INSTRUCTION: Extract each line of the records below that contains the word "Road".
>> BEGIN
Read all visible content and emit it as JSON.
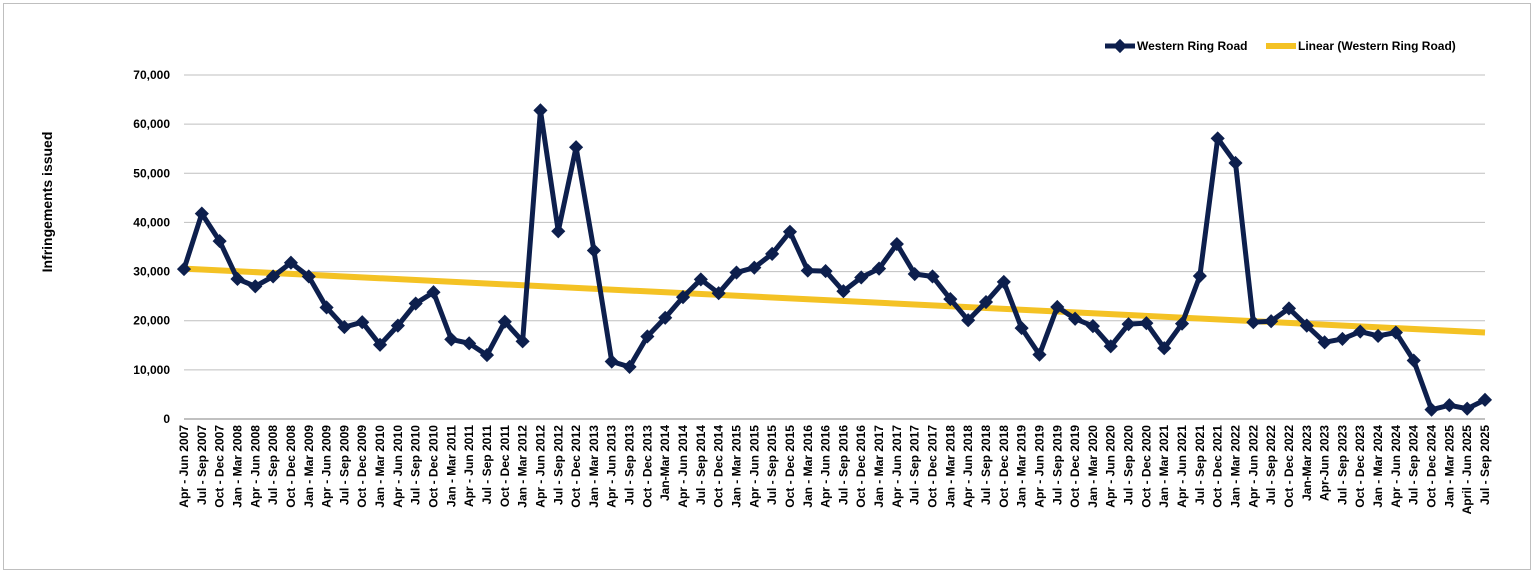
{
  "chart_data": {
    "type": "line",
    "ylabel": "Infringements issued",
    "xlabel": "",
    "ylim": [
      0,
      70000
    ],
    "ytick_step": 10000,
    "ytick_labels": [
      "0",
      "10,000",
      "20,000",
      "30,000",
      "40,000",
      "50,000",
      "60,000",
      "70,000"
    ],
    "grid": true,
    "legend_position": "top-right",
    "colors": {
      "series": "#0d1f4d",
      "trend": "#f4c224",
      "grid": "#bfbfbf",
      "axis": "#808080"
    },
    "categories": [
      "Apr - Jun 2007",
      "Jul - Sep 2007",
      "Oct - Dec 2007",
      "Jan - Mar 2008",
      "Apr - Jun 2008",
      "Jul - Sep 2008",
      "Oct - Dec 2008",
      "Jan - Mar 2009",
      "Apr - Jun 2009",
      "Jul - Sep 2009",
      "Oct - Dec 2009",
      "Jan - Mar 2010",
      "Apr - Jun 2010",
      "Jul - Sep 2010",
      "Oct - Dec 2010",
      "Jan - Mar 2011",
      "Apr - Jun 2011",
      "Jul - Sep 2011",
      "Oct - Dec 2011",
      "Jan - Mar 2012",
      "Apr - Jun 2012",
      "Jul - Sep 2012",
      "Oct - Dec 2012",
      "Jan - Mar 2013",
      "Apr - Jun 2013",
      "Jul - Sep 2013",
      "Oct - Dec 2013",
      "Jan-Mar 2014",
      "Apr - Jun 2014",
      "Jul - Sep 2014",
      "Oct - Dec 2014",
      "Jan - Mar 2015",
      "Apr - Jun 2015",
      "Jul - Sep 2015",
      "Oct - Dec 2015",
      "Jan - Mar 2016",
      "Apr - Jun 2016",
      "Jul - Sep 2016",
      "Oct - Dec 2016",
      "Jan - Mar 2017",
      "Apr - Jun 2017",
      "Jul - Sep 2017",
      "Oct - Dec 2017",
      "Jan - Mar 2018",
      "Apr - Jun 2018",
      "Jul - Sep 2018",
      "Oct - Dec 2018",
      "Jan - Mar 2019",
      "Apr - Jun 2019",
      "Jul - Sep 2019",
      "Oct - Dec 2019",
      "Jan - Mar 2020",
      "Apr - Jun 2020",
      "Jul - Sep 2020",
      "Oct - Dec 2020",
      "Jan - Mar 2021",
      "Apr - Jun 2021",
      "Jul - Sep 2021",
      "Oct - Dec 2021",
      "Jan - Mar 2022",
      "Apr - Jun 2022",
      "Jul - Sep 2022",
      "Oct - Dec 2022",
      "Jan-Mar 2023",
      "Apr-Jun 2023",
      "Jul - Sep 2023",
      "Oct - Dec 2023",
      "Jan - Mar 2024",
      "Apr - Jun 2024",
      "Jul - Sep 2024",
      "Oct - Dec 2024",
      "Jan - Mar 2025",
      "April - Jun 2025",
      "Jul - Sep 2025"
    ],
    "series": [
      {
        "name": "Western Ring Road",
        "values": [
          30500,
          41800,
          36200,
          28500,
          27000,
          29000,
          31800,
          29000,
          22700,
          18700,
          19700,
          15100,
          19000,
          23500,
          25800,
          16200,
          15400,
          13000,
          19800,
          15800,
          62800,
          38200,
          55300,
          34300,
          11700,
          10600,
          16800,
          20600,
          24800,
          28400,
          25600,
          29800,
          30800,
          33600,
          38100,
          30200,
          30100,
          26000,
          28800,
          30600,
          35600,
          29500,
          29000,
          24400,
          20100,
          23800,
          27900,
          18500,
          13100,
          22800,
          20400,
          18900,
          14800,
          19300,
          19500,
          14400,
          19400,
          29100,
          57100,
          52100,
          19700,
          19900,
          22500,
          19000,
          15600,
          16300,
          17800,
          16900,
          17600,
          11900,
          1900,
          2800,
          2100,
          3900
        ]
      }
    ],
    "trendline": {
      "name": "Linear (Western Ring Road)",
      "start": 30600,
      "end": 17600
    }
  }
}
>> END
>> BEGIN
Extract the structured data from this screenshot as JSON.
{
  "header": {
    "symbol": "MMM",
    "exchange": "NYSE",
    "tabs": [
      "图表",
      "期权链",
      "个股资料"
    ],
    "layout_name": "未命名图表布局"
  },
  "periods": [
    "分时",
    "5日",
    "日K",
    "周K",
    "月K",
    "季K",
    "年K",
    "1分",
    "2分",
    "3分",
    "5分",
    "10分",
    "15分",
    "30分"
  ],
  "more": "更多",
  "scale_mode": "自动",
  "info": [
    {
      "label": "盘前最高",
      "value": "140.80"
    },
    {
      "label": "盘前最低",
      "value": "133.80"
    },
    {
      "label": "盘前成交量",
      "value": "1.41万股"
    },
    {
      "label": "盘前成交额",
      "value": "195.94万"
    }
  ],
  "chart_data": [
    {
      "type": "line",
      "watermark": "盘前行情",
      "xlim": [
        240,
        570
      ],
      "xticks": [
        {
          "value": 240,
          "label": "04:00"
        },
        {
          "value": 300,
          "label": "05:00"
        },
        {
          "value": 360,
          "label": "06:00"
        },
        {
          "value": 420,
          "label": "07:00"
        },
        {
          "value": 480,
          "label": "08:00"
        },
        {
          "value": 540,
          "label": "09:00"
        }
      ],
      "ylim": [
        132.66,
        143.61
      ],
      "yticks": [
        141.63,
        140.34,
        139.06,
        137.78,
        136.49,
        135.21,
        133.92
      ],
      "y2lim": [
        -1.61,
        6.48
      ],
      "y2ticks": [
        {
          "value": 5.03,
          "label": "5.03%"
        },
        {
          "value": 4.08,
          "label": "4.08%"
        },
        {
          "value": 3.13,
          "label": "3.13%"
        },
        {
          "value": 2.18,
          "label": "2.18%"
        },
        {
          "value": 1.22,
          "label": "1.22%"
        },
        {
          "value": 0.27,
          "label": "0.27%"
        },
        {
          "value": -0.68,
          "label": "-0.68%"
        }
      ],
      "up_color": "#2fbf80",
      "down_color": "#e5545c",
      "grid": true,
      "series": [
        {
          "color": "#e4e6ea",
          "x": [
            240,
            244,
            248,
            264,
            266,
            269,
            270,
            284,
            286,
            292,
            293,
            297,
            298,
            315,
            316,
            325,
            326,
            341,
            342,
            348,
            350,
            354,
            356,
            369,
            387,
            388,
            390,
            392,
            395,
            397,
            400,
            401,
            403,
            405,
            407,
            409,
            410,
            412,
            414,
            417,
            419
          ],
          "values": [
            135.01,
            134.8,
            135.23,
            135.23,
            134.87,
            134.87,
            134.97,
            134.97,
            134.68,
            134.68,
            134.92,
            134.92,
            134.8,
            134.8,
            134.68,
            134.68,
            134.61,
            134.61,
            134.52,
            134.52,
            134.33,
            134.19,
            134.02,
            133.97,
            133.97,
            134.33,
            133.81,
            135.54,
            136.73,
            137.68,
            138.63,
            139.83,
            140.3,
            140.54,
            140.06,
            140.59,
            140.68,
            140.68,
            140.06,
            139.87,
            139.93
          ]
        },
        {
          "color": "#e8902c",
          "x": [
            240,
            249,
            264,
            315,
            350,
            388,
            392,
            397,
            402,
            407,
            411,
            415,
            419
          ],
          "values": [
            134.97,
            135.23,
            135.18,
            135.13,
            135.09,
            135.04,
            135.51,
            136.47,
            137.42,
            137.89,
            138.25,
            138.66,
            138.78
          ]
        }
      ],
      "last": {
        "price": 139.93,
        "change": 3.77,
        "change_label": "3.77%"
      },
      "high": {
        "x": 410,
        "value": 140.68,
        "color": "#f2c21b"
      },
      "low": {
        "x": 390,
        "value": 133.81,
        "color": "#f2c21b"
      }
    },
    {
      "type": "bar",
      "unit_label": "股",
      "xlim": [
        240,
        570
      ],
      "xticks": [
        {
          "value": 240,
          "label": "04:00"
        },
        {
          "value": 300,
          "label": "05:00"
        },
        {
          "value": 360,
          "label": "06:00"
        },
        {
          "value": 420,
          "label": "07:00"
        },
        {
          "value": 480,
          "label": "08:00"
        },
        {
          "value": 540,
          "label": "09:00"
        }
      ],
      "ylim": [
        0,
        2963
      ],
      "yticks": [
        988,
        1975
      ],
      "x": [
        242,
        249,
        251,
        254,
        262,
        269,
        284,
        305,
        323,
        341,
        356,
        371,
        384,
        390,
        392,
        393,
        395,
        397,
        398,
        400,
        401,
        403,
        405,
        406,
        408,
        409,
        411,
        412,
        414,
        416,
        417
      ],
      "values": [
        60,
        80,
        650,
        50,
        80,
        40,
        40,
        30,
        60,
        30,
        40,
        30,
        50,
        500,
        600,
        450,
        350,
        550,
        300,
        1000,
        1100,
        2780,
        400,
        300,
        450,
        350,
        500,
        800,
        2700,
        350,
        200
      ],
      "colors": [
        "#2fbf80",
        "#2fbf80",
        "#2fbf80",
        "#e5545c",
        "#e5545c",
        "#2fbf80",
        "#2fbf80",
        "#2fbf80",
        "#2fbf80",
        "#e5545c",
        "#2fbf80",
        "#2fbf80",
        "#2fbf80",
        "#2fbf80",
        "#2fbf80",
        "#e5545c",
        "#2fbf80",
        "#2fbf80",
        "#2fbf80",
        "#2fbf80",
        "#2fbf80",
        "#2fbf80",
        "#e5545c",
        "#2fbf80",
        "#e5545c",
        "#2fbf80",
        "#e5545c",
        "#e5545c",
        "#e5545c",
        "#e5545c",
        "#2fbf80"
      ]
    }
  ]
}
>> END
THE SOLUTION:
        "name": "Western Ring Road",
      "name": "Linear (Western Ring Road)",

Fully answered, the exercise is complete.